Data records

====

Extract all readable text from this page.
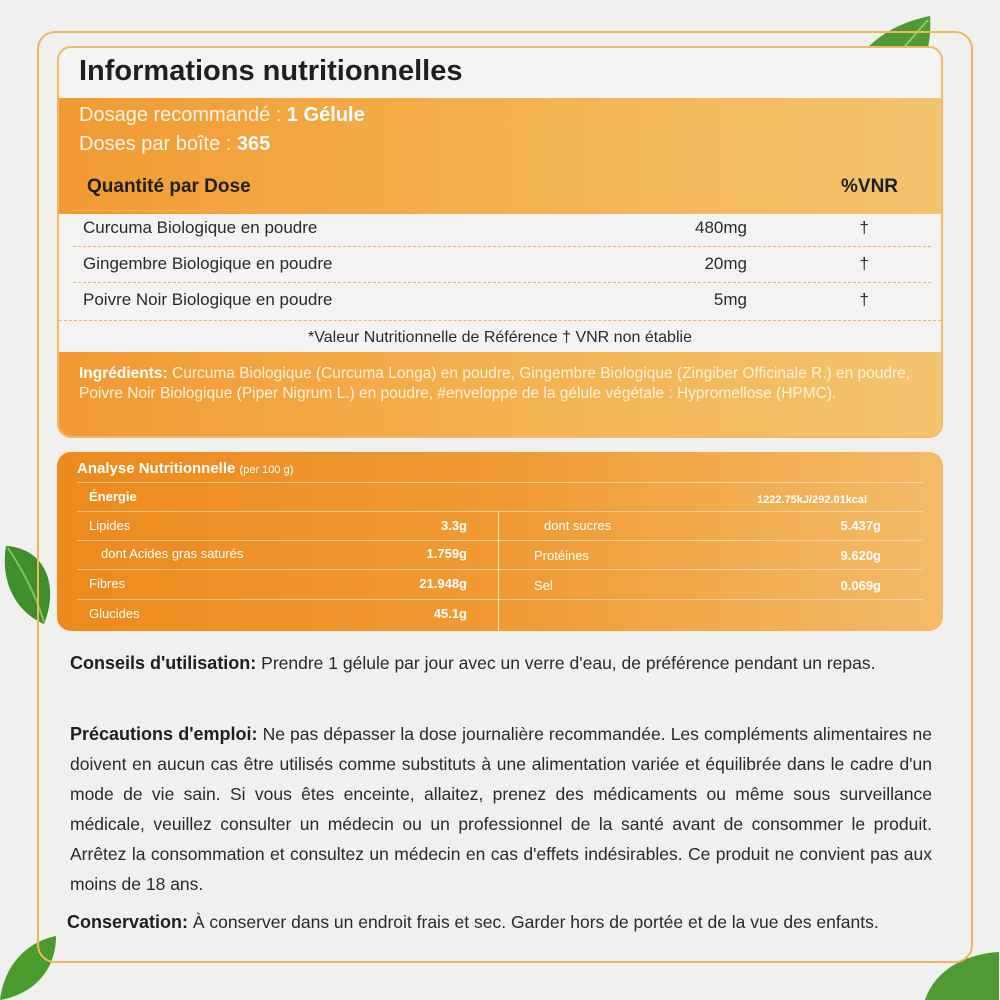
Informations nutritionnelles
Dosage recommandé : 1 Gélule
Doses par boîte : 365
Quantité par Dose	%VNR
Curcuma Biologique en poudre	480mg	†
Gingembre Biologique en poudre	20mg	†
Poivre Noir Biologique en poudre	5mg	†
*Valeur Nutritionnelle de Référence † VNR non établie

Ingrédients: Curcuma Biologique (Curcuma Longa) en poudre, Gingembre Biologique (Zingiber Officinale R.) en poudre, Poivre Noir Biologique (Piper Nigrum L.) en poudre, #enveloppe de la gélule végétale : Hypromellose (HPMC).

Analyse Nutritionnelle (per 100 g)
Énergie	1222.75kJ/292.01kcal
Lipides	3.3g
dont Acides gras saturés	1.759g
Fibres	21.948g
Glucides	45.1g
dont sucres	5.437g
Protéines	9.620g
Sel	0.069g

Conseils d'utilisation: Prendre 1 gélule par jour avec un verre d'eau, de préférence pendant un repas.

Précautions d'emploi: Ne pas dépasser la dose journalière recommandée. Les compléments alimentaires ne doivent en aucun cas être utilisés comme substituts à une alimentation variée et équilibrée dans le cadre d'un mode de vie sain. Si vous êtes enceinte, allaitez, prenez des médicaments ou même sous surveillance médicale, veuillez consulter un médecin ou un professionnel de la santé avant de consommer le produit. Arrêtez la consommation et consultez un médecin en cas d'effets indésirables. Ce produit ne convient pas aux moins de 18 ans.

Conservation: À conserver dans un endroit frais et sec. Garder hors de portée et de la vue des enfants.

====

▶ [Task objective]: Transcribe the whole listing, character for character, but not its images.

▶ [Solution to the problem]:
Extract all readable text from this page.
Informations nutritionnelles
Dosage recommandé : 1 Gélule
Doses par boîte : 365
Quantité par Dose	%VNR
Curcuma Biologique en poudre	480mg	†
Gingembre Biologique en poudre	20mg	†
Poivre Noir Biologique en poudre	5mg	†
*Valeur Nutritionnelle de Référence † VNR non établie

Ingrédients: Curcuma Biologique (Curcuma Longa) en poudre, Gingembre Biologique (Zingiber Officinale R.) en poudre, Poivre Noir Biologique (Piper Nigrum L.) en poudre, #enveloppe de la gélule végétale : Hypromellose (HPMC).

Analyse Nutritionnelle (per 100 g)
Énergie	1222.75kJ/292.01kcal
Lipides	3.3g
dont Acides gras saturés	1.759g
Fibres	21.948g
Glucides	45.1g
dont sucres	5.437g
Protéines	9.620g
Sel	0.069g

Conseils d'utilisation: Prendre 1 gélule par jour avec un verre d'eau, de préférence pendant un repas.

Précautions d'emploi: Ne pas dépasser la dose journalière recommandée. Les compléments alimentaires ne doivent en aucun cas être utilisés comme substituts à une alimentation variée et équilibrée dans le cadre d'un mode de vie sain. Si vous êtes enceinte, allaitez, prenez des médicaments ou même sous surveillance médicale, veuillez consulter un médecin ou un professionnel de la santé avant de consommer le produit. Arrêtez la consommation et consultez un médecin en cas d'effets indésirables. Ce produit ne convient pas aux moins de 18 ans.

Conservation: À conserver dans un endroit frais et sec. Garder hors de portée et de la vue des enfants.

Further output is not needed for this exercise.